### TASK GOAL:
Report every line from the material that contains the word "mempunyai".

━━━━━ THE RECORDS

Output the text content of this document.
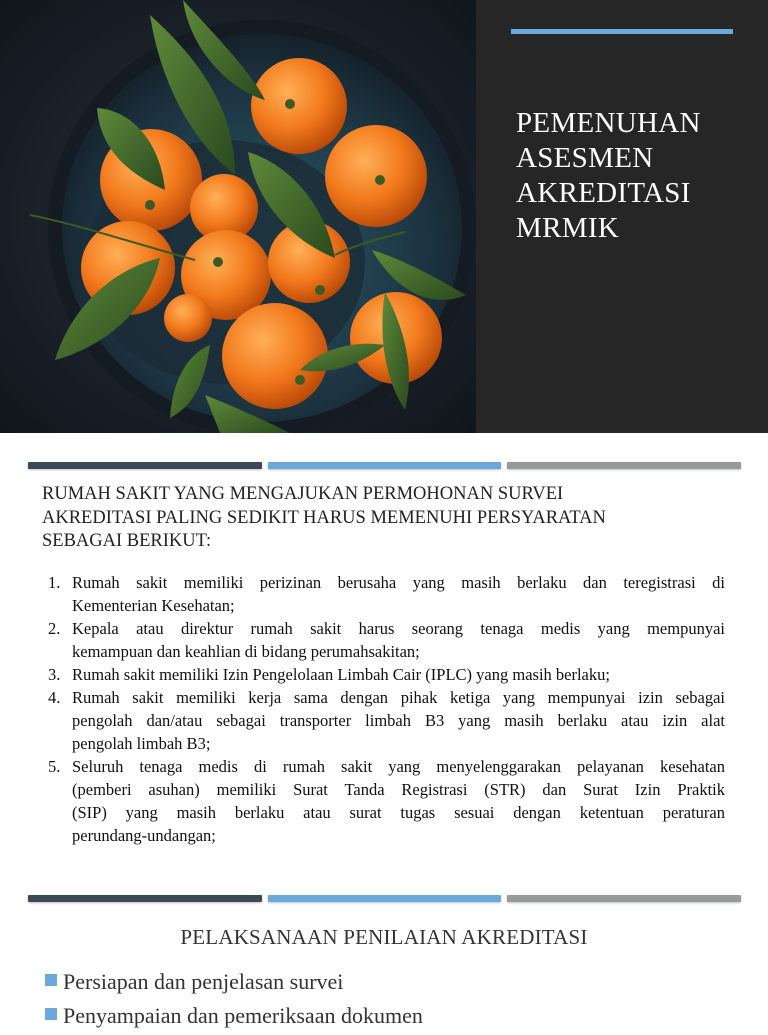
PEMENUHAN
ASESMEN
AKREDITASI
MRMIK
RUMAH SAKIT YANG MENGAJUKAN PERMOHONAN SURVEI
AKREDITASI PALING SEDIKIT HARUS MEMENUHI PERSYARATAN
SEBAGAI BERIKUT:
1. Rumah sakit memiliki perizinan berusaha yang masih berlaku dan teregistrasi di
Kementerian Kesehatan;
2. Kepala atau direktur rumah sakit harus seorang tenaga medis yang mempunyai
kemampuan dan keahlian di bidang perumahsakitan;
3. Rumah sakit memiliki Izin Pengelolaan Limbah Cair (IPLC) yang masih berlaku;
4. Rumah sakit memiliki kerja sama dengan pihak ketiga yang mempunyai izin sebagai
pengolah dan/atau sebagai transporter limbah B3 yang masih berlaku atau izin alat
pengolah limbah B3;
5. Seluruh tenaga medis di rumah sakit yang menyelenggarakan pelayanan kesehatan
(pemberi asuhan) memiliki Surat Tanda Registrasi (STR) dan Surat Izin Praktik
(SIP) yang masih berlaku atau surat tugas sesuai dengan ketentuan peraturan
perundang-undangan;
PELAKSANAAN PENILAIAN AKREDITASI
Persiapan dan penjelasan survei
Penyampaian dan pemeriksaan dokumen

━━━━━━━━━━
━━━━━ THE RECORDS

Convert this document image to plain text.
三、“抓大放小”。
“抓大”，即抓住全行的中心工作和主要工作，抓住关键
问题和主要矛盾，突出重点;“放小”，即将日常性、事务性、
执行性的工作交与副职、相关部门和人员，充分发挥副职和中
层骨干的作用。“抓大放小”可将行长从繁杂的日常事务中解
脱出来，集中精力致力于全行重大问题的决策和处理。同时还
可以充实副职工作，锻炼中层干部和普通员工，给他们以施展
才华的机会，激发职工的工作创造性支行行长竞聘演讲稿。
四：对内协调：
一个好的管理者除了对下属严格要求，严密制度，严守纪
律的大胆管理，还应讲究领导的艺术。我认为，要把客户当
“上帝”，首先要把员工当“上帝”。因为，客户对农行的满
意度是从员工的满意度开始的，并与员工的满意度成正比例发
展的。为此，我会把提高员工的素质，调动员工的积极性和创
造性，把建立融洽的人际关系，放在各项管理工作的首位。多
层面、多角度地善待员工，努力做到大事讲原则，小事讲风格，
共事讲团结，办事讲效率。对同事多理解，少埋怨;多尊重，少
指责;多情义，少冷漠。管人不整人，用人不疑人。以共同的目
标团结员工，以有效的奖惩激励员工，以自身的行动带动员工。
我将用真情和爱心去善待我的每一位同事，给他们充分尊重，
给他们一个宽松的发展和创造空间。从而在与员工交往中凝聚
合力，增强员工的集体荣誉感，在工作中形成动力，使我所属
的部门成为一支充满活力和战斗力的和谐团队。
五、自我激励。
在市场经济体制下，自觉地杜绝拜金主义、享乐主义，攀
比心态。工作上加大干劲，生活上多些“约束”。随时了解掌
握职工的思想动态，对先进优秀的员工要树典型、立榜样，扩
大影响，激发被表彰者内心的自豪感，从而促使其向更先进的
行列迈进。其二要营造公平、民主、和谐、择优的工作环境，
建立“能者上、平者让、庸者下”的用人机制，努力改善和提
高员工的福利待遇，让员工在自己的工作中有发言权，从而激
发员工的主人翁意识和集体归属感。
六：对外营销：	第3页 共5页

━━━━━━━━━━

### EXERCISE RESULT:
2. Kepala atau direktur rumah sakit harus seorang tenaga medis yang mempunyai
4. Rumah sakit memiliki kerja sama dengan pihak ketiga yang mempunyai izin sebagai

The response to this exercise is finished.